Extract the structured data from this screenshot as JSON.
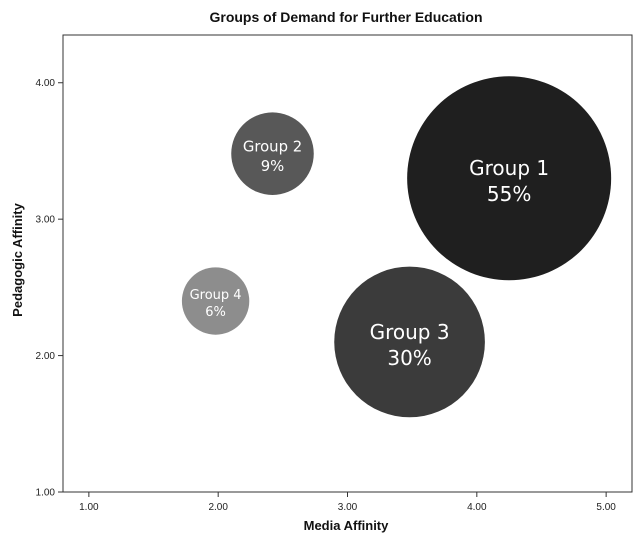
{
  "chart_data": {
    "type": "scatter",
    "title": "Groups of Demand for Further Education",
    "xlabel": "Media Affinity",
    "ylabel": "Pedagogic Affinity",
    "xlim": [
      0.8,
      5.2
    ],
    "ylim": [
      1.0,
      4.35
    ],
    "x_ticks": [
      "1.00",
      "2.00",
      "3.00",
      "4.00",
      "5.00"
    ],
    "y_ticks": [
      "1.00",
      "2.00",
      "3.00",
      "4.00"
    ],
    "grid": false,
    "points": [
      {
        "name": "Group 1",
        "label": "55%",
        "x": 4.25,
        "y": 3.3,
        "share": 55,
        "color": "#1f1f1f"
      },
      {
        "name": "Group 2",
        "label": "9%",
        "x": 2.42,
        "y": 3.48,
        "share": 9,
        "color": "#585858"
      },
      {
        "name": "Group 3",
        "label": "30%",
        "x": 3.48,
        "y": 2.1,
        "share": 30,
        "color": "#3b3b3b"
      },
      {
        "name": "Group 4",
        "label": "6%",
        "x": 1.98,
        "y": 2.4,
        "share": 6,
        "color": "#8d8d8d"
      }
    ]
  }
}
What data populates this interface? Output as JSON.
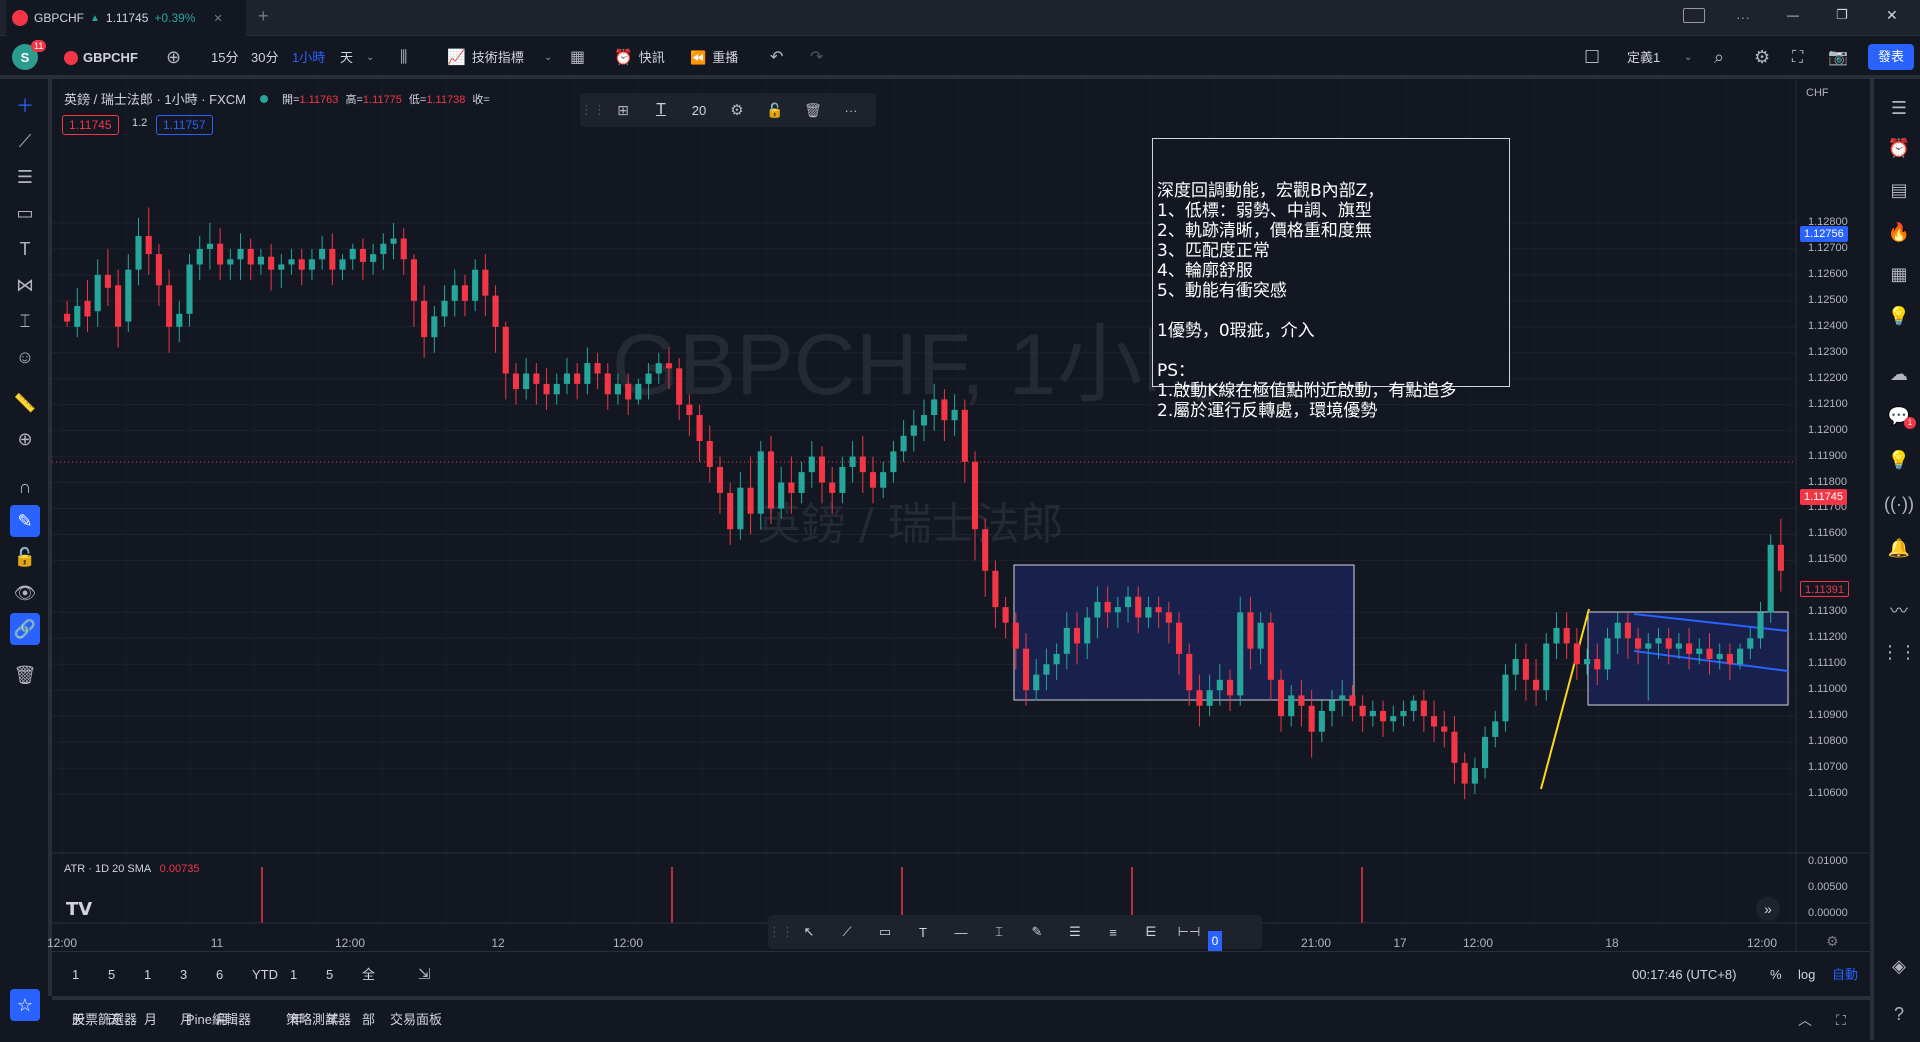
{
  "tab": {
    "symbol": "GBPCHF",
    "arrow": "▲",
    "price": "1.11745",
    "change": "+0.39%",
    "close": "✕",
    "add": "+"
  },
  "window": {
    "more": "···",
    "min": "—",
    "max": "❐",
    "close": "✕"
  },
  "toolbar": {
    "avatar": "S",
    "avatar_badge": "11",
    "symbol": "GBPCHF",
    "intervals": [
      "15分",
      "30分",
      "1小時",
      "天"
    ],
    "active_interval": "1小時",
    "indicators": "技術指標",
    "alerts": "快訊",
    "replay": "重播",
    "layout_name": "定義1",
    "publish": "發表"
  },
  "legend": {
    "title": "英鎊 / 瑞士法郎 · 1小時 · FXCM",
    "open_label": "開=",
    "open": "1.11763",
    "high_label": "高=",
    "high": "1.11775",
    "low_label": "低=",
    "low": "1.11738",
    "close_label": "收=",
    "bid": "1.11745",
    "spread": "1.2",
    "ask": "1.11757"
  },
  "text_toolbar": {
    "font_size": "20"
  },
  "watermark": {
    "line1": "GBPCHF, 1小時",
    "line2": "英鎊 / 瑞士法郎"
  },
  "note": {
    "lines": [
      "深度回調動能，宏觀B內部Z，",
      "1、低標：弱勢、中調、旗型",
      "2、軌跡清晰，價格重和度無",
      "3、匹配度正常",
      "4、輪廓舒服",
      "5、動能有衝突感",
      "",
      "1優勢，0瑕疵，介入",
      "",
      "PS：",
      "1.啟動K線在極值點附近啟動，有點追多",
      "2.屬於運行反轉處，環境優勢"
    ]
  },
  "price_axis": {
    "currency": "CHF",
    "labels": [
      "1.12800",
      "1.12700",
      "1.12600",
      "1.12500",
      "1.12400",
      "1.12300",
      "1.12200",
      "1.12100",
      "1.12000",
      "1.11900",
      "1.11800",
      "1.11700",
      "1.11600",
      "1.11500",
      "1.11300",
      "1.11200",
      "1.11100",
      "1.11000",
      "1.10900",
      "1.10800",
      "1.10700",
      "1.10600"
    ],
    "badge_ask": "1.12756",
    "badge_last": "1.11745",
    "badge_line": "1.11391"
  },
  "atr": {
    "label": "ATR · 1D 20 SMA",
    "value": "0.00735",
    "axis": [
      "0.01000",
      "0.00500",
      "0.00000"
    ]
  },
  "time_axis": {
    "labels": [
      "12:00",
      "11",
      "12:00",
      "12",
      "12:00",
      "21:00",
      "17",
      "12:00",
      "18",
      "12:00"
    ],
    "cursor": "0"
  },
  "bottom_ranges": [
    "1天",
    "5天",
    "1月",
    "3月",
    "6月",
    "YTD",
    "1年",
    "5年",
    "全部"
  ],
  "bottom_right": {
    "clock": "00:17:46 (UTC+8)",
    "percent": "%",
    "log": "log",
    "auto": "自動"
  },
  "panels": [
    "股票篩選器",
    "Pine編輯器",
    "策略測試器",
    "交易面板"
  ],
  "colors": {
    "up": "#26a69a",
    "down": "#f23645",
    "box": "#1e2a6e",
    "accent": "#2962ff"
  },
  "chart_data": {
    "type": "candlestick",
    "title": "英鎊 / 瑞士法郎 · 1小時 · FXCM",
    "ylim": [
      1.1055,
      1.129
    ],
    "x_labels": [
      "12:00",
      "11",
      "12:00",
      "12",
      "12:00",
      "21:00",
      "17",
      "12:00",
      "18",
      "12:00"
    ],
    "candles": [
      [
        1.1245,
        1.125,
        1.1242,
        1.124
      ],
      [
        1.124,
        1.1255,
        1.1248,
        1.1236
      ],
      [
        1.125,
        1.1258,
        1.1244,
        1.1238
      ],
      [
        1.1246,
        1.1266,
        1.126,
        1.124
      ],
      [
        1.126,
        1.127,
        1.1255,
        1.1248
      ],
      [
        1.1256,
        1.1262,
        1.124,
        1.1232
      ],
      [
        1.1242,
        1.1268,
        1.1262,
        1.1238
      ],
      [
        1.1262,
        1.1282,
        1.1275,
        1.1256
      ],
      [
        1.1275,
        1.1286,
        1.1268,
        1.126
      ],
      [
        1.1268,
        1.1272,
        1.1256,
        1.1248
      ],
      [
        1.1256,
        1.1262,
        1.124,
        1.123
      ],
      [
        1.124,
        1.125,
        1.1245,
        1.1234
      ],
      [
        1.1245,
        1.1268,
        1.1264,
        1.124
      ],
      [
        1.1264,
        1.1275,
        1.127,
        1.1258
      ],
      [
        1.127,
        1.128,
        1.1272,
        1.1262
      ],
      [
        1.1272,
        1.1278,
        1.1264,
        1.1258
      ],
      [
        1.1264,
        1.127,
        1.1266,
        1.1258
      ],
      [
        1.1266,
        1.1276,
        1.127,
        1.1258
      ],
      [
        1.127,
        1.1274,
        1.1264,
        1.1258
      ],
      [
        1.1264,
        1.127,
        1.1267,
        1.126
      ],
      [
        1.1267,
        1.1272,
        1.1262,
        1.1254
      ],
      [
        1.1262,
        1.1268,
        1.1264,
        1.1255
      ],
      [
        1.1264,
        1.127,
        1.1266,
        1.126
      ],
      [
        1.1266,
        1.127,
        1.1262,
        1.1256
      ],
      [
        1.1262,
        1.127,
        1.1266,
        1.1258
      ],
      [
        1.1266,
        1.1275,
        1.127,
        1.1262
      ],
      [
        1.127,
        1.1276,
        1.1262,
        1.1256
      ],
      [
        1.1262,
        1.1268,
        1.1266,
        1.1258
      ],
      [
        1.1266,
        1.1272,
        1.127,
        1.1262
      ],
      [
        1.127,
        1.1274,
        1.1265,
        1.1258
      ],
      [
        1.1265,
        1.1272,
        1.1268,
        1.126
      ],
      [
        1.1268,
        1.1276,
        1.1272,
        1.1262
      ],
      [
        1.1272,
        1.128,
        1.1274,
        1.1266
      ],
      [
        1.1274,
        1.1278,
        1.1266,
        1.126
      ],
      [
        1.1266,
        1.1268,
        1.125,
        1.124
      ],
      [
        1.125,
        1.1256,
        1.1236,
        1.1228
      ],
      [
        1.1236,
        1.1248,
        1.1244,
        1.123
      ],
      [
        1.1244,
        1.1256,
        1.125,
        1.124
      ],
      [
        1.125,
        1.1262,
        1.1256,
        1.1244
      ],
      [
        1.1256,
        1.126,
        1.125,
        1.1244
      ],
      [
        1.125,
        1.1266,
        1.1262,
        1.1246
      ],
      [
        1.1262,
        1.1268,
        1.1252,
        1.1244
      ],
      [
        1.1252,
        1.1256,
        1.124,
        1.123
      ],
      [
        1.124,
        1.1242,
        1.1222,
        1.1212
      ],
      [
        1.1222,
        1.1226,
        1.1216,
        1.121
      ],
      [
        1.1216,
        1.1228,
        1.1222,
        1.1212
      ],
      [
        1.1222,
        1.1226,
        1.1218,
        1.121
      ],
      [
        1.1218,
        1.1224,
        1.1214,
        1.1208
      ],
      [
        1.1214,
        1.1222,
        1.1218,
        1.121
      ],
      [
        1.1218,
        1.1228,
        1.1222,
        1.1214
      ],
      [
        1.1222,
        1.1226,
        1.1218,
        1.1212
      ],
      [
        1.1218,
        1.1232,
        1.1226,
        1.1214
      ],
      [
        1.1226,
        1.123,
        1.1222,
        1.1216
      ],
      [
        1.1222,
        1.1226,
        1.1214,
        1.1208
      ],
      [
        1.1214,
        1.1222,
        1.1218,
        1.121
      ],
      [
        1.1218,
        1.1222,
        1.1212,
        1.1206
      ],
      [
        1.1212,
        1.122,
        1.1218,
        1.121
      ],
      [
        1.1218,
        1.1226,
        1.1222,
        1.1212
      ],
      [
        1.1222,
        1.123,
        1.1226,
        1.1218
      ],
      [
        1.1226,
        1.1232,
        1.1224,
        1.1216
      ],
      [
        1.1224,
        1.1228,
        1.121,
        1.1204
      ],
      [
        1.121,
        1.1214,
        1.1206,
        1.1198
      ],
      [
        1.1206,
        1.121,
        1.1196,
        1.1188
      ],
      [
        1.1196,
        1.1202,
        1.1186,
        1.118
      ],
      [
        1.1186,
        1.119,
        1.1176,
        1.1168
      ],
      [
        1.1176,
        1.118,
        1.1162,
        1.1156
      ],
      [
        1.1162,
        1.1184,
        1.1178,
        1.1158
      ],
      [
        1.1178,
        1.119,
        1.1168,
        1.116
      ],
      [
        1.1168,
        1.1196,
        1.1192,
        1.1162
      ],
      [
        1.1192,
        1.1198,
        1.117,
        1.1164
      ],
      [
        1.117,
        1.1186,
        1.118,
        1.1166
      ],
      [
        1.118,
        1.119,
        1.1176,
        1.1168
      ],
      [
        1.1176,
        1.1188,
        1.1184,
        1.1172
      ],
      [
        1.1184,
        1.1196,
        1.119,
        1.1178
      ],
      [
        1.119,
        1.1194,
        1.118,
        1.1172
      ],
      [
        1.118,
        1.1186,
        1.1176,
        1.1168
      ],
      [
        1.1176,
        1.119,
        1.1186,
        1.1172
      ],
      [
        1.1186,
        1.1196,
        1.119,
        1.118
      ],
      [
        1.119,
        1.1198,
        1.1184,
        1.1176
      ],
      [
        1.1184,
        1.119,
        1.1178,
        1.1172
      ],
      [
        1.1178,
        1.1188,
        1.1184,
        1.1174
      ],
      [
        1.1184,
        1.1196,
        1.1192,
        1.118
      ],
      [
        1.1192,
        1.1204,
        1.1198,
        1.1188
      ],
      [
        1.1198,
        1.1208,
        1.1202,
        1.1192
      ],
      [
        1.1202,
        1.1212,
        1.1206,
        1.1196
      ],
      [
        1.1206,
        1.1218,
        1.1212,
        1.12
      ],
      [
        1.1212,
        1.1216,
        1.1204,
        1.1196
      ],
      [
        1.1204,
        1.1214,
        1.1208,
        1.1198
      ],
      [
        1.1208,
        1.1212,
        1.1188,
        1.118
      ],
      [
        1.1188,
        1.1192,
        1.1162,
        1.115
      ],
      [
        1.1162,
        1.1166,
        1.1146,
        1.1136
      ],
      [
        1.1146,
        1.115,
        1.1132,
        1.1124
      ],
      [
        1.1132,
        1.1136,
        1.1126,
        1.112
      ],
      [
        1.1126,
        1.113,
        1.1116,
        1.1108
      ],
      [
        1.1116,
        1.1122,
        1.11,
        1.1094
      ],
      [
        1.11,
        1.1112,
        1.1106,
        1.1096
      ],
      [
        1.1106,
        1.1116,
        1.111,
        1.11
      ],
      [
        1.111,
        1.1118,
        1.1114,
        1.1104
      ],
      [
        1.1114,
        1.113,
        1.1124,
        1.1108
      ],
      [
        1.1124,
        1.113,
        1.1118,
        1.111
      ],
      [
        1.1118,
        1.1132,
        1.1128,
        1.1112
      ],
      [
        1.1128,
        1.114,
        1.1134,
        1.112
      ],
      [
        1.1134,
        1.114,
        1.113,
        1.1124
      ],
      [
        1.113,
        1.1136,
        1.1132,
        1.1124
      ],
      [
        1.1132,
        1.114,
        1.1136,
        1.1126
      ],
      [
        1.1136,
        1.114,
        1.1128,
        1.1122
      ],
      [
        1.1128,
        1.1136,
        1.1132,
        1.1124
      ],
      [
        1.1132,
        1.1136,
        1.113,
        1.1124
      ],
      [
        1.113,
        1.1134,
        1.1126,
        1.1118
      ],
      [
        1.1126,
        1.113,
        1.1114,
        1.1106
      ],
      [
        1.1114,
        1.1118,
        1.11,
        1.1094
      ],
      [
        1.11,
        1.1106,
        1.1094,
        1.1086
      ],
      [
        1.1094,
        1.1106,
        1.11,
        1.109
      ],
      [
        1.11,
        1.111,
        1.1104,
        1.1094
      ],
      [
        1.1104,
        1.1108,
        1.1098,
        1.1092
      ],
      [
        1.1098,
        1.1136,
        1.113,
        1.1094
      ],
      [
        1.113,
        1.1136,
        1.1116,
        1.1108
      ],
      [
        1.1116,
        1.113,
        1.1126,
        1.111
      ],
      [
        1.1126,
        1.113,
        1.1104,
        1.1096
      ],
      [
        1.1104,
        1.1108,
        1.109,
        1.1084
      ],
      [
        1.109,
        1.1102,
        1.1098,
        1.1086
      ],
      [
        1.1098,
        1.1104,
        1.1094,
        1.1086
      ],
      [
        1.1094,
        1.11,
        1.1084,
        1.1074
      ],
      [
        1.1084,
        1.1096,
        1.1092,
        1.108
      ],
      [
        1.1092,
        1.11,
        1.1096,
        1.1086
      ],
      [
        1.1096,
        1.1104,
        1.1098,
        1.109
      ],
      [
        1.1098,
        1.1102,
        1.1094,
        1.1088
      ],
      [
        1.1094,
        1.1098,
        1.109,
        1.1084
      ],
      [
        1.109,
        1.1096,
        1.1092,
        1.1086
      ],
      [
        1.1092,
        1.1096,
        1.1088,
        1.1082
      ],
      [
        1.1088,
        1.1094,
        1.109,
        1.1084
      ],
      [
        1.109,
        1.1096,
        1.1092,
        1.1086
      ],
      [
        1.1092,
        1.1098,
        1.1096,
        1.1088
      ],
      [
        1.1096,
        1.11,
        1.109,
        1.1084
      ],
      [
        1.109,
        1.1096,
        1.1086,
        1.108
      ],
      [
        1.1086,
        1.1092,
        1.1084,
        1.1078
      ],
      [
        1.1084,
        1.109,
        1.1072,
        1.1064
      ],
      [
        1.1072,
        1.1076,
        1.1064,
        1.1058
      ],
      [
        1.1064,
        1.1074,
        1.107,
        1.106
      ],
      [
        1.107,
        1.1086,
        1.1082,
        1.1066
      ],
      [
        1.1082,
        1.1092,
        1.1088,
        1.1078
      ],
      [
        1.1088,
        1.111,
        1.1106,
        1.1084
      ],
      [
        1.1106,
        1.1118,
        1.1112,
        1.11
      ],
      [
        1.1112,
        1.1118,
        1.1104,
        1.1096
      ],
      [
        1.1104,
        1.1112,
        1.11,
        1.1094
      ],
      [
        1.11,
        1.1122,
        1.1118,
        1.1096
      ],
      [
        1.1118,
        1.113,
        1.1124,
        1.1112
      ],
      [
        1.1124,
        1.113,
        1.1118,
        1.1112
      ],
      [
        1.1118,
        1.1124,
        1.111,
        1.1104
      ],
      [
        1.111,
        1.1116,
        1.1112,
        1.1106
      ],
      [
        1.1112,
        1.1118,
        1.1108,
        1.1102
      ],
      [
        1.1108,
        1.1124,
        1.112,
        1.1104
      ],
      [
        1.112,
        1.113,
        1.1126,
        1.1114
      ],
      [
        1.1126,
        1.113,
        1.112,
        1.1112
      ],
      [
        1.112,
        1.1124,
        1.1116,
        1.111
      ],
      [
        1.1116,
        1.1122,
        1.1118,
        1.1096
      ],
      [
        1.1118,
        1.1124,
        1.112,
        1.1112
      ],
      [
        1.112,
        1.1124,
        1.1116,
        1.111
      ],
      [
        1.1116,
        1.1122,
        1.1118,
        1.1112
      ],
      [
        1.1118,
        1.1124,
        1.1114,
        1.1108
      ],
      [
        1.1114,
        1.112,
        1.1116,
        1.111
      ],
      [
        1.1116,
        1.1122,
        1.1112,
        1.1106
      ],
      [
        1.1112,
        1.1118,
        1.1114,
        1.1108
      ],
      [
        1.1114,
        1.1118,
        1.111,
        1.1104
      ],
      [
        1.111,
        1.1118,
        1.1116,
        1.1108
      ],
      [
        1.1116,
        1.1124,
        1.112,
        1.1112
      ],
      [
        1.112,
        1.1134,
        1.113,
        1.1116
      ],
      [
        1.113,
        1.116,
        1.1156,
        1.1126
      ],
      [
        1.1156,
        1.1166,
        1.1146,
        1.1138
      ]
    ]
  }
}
***
_Short task_
Where does the word "this" appear in the listing? List each line that holds it.

_Complete output_
Extract the structured data from this screenshot as JSON.
What data populates this interface? Output as JSON.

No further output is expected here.